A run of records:
*-*-*
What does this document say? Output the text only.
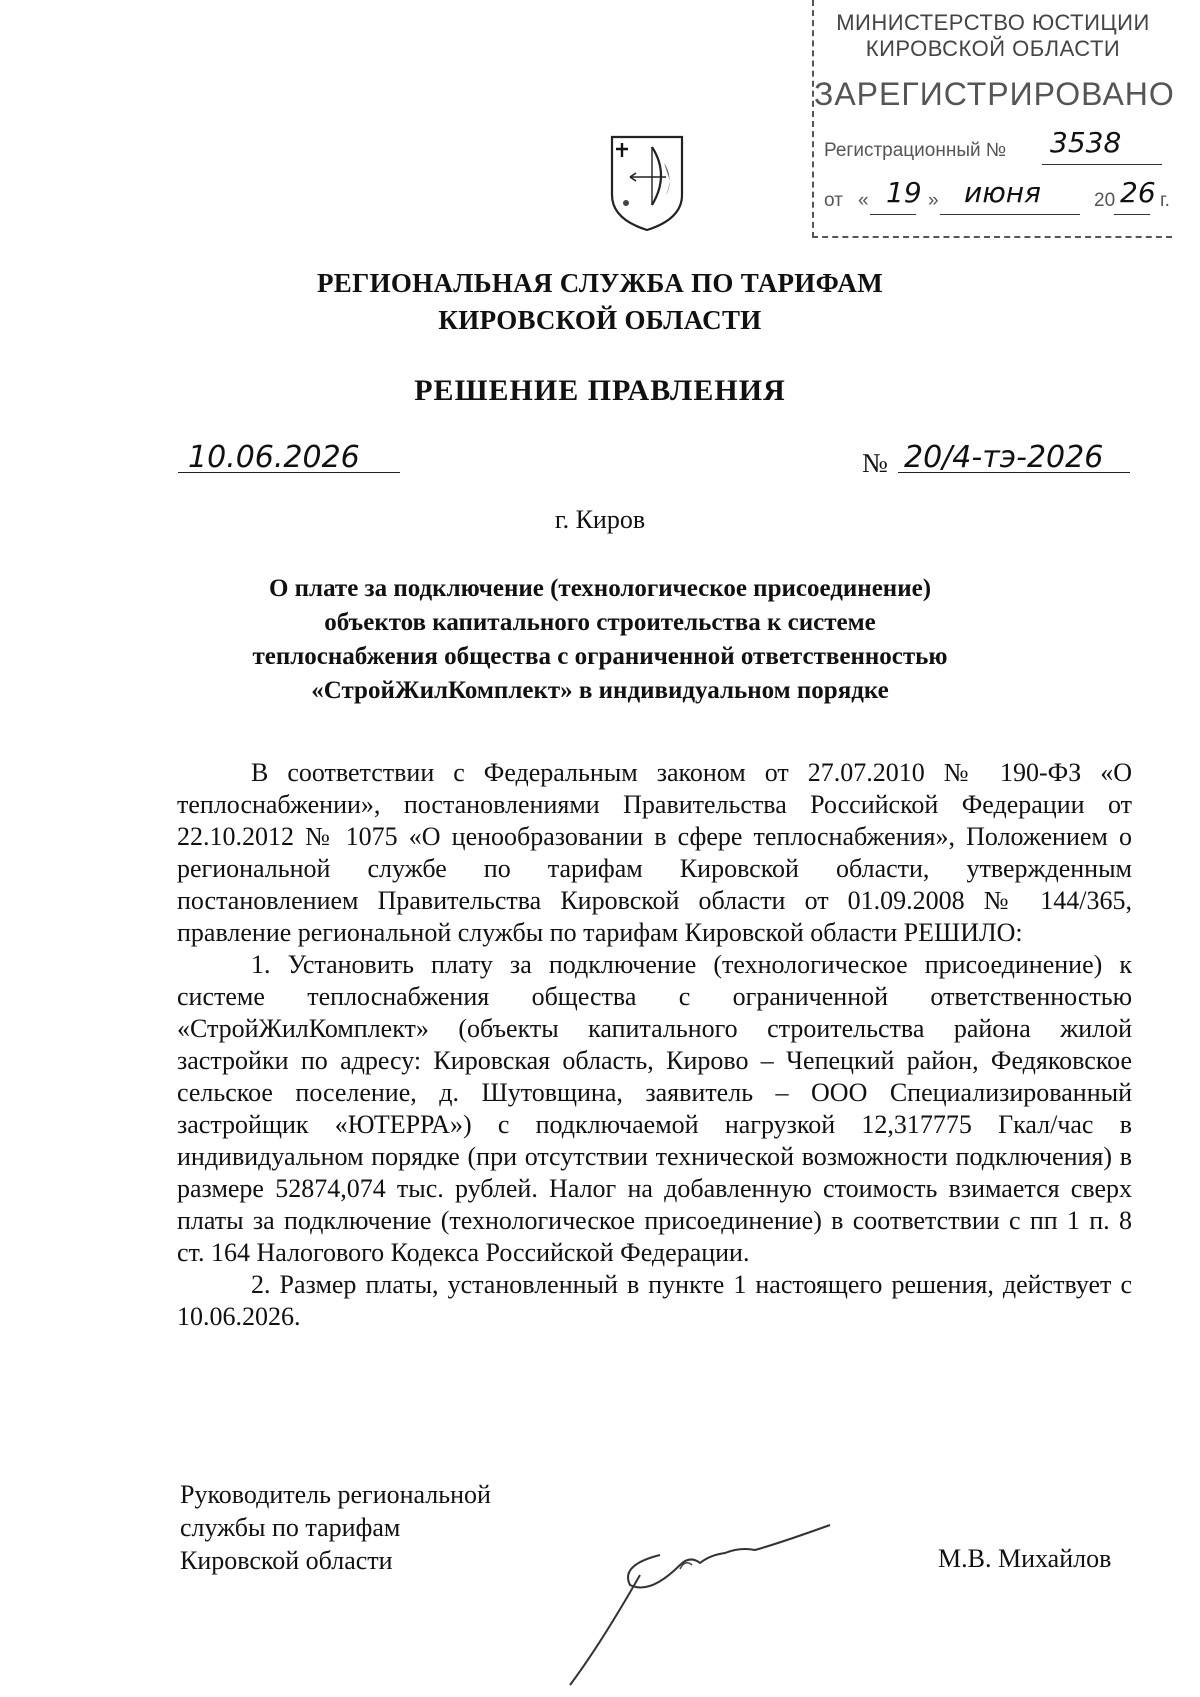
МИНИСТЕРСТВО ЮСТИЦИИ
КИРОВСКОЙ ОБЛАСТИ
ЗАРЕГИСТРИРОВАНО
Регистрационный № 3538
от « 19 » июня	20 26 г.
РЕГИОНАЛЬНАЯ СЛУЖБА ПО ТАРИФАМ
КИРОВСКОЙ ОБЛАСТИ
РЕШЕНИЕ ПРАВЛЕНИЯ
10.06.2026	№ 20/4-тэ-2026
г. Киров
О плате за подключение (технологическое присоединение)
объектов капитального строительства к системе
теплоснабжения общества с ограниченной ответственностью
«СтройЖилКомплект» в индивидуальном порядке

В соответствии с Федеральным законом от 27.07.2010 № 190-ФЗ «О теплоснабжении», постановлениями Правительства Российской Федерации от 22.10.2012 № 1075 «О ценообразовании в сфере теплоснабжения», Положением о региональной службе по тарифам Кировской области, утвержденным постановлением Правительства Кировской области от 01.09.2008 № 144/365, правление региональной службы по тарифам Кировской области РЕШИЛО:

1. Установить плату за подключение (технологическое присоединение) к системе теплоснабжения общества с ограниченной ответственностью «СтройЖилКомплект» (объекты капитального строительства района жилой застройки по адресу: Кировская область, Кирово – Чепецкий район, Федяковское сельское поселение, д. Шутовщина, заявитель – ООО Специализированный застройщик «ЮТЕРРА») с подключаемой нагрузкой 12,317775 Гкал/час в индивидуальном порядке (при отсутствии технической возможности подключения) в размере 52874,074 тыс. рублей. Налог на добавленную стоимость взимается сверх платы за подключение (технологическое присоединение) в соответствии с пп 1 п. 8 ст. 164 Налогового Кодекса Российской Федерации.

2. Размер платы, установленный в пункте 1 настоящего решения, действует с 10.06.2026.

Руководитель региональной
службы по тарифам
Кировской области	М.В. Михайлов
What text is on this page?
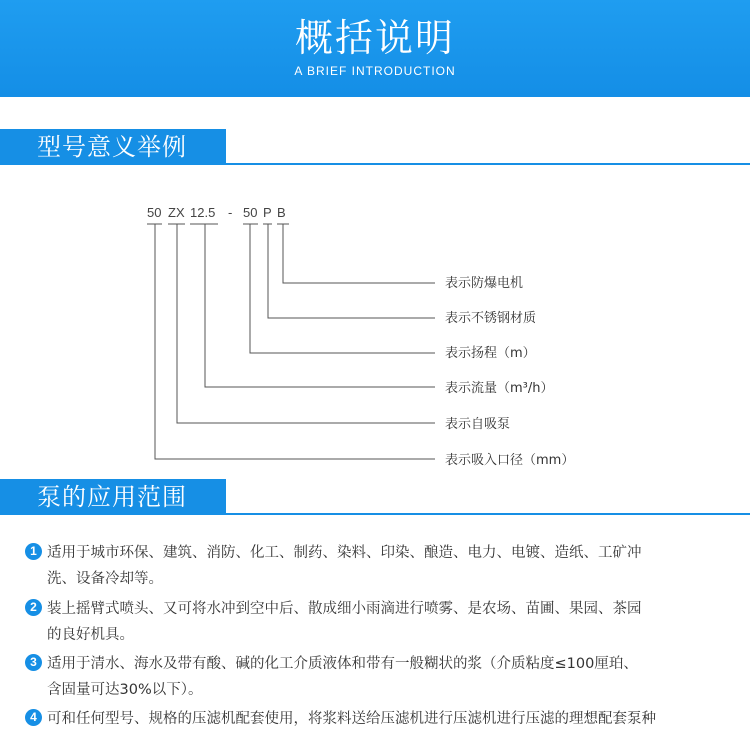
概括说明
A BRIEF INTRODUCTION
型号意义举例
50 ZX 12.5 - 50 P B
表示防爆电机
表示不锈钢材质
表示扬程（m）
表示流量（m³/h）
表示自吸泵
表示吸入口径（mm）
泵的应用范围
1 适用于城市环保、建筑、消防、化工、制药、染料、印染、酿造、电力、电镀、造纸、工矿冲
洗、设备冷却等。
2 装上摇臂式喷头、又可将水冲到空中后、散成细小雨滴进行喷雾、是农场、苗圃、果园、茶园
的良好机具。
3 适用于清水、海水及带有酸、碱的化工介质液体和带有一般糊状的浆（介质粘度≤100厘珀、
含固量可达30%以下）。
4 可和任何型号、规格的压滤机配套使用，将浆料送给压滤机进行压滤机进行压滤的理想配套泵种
*-*-*
Without including any pictures, please restate all the records exactly.

What does this document say? Output the text only.
МИНИСТЕРСТВО ЮСТИЦИИ
КИРОВСКОЙ ОБЛАСТИ
ЗАРЕГИСТРИРОВАНО
Регистрационный № 3538
от « 19 » июня	20 26 г.
РЕГИОНАЛЬНАЯ СЛУЖБА ПО ТАРИФАМ
КИРОВСКОЙ ОБЛАСТИ
РЕШЕНИЕ ПРАВЛЕНИЯ
10.06.2026	№ 20/4-тэ-2026
г. Киров
О плате за подключение (технологическое присоединение)
объектов капитального строительства к системе
теплоснабжения общества с ограниченной ответственностью
«СтройЖилКомплект» в индивидуальном порядке

В соответствии с Федеральным законом от 27.07.2010 № 190-ФЗ «О теплоснабжении», постановлениями Правительства Российской Федерации от 22.10.2012 № 1075 «О ценообразовании в сфере теплоснабжения», Положением о региональной службе по тарифам Кировской области, утвержденным постановлением Правительства Кировской области от 01.09.2008 № 144/365, правление региональной службы по тарифам Кировской области РЕШИЛО:

1. Установить плату за подключение (технологическое присоединение) к системе теплоснабжения общества с ограниченной ответственностью «СтройЖилКомплект» (объекты капитального строительства района жилой застройки по адресу: Кировская область, Кирово – Чепецкий район, Федяковское сельское поселение, д. Шутовщина, заявитель – ООО Специализированный застройщик «ЮТЕРРА») с подключаемой нагрузкой 12,317775 Гкал/час в индивидуальном порядке (при отсутствии технической возможности подключения) в размере 52874,074 тыс. рублей. Налог на добавленную стоимость взимается сверх платы за подключение (технологическое присоединение) в соответствии с пп 1 п. 8 ст. 164 Налогового Кодекса Российской Федерации.

2. Размер платы, установленный в пункте 1 настоящего решения, действует с 10.06.2026.

Руководитель региональной
службы по тарифам
Кировской области	М.В. Михайлов
What text is on this page?
概括说明
A BRIEF INTRODUCTION
型号意义举例
50 ZX 12.5 - 50 P B
表示防爆电机
表示不锈钢材质
表示扬程（m）
表示流量（m³/h）
表示自吸泵
表示吸入口径（mm）
泵的应用范围
1 适用于城市环保、建筑、消防、化工、制药、染料、印染、酿造、电力、电镀、造纸、工矿冲
洗、设备冷却等。
2 装上摇臂式喷头、又可将水冲到空中后、散成细小雨滴进行喷雾、是农场、苗圃、果园、茶园
的良好机具。
3 适用于清水、海水及带有酸、碱的化工介质液体和带有一般糊状的浆（介质粘度≤100厘珀、
含固量可达30%以下）。
4 可和任何型号、规格的压滤机配套使用，将浆料送给压滤机进行压滤机进行压滤的理想配套泵种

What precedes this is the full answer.